TASK DETAILS: Reply with nothing except the number of lines that contain the word "structured".

[start of MATERIAL TO PROCESS]

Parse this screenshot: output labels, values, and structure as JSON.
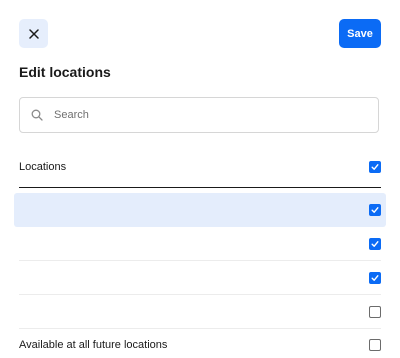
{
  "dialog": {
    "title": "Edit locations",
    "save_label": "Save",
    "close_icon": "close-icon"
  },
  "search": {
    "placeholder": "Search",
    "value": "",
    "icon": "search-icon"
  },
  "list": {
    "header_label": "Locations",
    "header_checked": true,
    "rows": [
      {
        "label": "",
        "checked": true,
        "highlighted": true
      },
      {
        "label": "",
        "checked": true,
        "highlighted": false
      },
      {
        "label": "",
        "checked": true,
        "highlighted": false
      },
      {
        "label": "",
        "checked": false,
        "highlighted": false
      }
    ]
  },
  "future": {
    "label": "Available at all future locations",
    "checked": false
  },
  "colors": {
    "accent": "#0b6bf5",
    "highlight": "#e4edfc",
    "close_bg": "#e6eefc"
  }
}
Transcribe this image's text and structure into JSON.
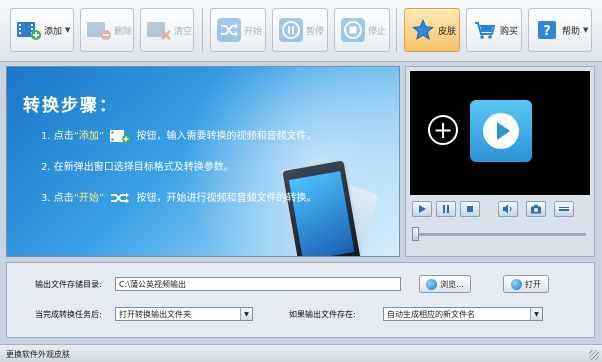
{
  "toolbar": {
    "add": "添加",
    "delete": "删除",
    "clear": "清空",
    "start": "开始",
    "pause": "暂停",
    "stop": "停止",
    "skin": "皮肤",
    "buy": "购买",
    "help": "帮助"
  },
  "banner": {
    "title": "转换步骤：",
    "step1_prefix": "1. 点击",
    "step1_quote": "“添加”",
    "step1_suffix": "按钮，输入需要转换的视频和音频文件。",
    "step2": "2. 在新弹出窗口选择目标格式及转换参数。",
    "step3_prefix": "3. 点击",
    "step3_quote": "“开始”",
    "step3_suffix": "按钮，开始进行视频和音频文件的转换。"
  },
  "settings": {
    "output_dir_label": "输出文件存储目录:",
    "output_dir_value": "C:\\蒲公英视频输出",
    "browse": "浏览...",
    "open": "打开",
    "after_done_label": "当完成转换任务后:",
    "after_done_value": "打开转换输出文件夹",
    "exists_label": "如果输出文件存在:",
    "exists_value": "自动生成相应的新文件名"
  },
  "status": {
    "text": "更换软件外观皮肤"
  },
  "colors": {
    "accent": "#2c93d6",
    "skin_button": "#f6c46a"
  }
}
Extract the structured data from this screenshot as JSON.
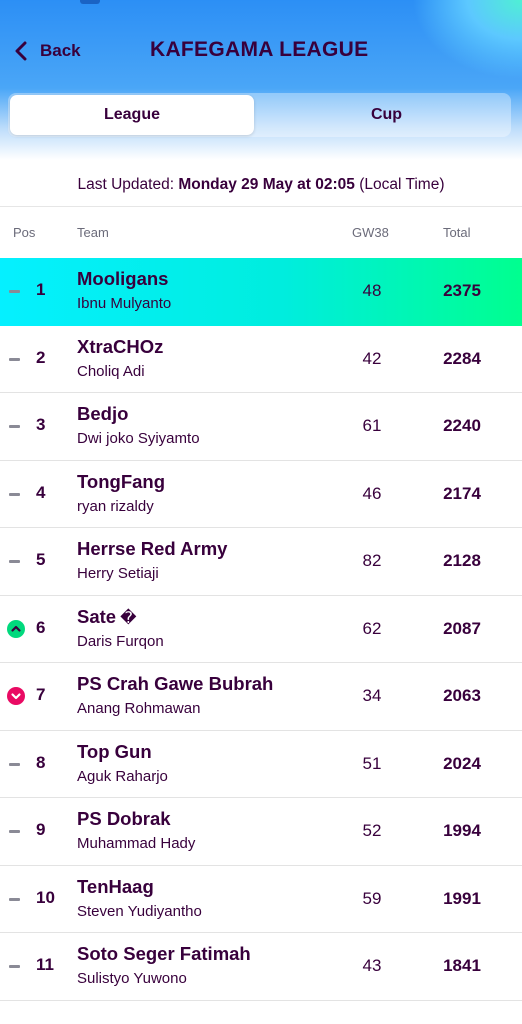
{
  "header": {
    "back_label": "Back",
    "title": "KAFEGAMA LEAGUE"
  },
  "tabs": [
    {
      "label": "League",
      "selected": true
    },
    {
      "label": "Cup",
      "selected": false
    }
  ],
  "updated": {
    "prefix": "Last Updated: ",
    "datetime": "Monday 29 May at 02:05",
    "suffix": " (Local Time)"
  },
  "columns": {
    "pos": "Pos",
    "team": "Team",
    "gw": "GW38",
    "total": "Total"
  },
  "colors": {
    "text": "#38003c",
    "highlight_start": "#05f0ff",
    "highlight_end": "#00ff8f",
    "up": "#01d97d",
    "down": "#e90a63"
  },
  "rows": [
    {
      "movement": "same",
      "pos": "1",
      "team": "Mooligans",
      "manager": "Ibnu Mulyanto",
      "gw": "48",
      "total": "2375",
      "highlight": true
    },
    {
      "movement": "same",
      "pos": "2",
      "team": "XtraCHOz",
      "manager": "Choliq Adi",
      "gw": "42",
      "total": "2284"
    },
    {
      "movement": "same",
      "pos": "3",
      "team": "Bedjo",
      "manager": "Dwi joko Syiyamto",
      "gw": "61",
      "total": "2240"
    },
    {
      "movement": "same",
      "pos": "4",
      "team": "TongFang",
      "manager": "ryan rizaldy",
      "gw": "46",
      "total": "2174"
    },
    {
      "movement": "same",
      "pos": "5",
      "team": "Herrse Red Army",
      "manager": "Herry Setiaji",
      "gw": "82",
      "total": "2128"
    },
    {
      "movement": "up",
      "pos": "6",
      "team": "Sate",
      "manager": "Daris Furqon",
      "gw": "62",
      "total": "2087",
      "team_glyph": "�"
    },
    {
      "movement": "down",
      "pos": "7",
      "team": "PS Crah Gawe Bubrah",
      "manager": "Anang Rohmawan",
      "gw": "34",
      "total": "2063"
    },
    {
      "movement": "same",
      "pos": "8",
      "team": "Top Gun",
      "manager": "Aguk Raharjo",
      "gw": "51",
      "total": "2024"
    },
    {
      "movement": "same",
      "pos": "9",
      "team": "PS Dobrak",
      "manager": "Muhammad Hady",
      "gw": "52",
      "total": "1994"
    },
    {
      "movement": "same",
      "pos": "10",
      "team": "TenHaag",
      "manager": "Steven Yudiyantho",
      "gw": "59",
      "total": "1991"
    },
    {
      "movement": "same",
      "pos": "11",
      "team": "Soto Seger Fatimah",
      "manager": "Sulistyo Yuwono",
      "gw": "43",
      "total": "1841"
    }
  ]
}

[end of MATERIAL TO PROCESS]
[start of MATERIAL TO PROCESS]

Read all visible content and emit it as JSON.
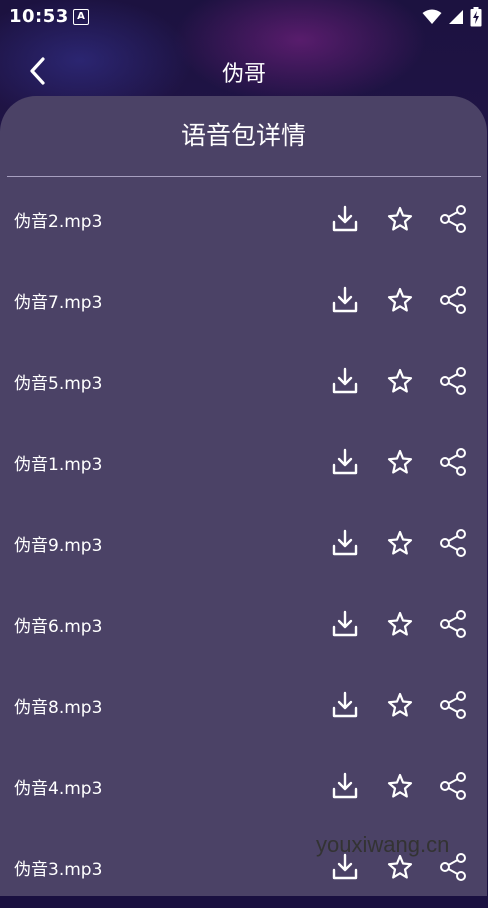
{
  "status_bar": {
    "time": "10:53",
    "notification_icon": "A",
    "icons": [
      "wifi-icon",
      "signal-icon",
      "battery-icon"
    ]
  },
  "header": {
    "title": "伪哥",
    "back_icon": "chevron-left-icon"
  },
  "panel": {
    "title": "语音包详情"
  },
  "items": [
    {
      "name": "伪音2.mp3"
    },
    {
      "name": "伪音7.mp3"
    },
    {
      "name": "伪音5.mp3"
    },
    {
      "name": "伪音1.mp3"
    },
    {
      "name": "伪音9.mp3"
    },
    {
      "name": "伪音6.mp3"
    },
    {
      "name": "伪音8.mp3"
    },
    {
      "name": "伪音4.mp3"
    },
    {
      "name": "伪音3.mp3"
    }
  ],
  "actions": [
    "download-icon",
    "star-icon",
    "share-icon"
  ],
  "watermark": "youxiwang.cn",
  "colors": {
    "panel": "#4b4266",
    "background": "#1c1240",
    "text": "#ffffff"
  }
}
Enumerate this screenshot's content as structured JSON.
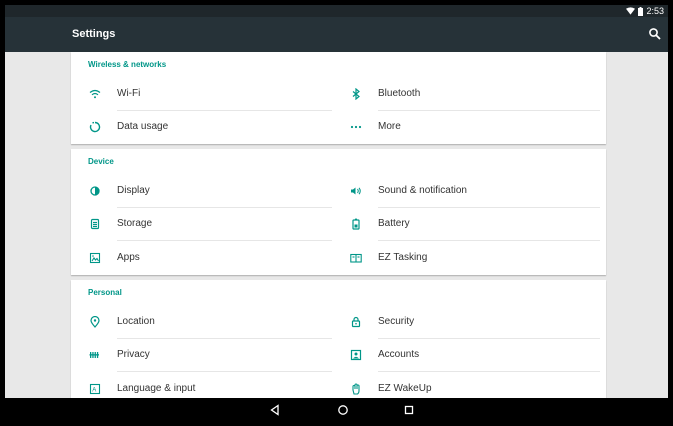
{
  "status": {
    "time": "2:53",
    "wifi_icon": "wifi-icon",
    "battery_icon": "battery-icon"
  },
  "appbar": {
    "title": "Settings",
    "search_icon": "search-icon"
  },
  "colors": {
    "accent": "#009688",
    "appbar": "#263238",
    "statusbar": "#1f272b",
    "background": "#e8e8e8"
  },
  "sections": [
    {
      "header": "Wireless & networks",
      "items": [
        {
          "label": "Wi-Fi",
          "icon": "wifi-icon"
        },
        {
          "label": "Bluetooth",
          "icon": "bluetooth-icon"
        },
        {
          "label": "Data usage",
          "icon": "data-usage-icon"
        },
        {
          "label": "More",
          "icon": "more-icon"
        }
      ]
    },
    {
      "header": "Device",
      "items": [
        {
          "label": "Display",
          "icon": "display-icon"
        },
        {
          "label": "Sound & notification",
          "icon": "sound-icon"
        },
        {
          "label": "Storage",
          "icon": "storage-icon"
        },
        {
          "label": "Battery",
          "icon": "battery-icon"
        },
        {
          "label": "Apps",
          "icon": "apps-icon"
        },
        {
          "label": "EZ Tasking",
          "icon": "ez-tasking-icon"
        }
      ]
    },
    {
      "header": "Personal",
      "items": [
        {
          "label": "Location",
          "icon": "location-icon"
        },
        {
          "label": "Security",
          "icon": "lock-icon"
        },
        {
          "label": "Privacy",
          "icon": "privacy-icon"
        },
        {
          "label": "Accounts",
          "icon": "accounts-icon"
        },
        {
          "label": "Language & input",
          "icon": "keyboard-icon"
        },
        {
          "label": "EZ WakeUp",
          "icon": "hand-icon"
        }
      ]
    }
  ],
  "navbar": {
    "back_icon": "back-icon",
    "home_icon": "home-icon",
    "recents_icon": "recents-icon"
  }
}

[end of MATERIAL TO PROCESS]
[start of MATERIAL TO PROCESS]

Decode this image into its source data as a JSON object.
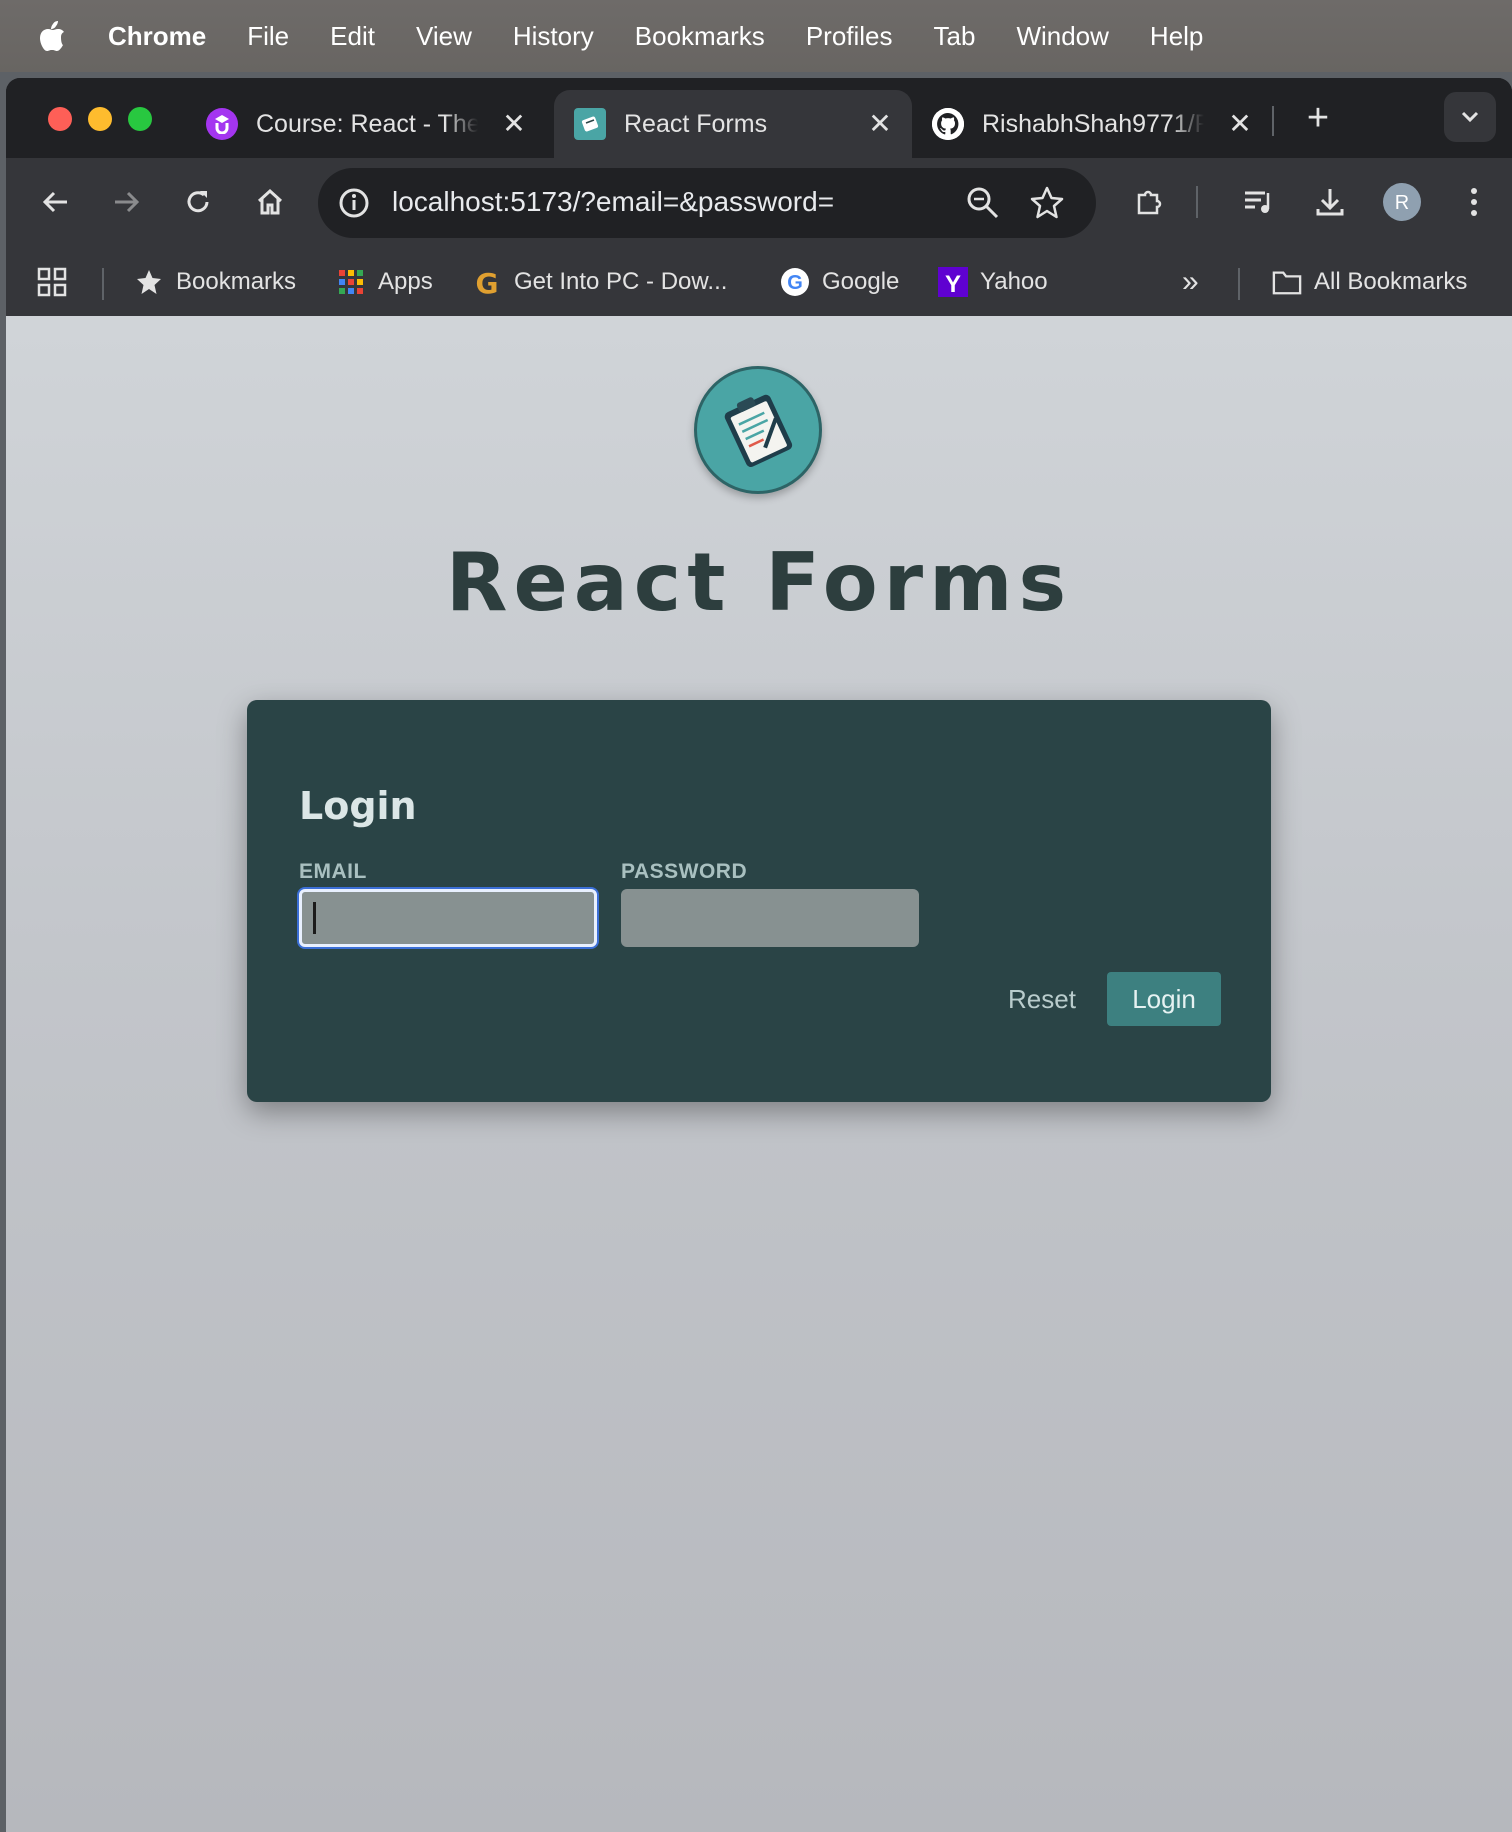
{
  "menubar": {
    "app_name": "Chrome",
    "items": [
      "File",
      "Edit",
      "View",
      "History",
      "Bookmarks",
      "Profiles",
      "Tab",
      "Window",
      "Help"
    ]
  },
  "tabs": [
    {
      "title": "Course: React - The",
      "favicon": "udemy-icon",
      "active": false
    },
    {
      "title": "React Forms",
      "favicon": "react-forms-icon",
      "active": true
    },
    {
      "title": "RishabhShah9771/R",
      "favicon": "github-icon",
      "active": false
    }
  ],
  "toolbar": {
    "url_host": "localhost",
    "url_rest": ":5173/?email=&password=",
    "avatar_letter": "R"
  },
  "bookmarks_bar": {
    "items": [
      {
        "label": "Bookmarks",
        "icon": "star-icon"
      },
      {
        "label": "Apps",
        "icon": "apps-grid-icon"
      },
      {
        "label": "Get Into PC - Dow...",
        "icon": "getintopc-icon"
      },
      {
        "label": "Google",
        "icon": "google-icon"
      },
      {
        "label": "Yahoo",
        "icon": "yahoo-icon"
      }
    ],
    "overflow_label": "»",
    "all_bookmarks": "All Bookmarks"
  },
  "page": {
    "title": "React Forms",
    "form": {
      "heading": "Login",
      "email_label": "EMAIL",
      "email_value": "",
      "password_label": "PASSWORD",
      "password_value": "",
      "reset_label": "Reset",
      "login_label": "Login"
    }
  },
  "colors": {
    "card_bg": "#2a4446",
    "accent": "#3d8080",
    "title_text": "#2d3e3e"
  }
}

[end of MATERIAL TO PROCESS]

EXPECTED OUTPUT: 2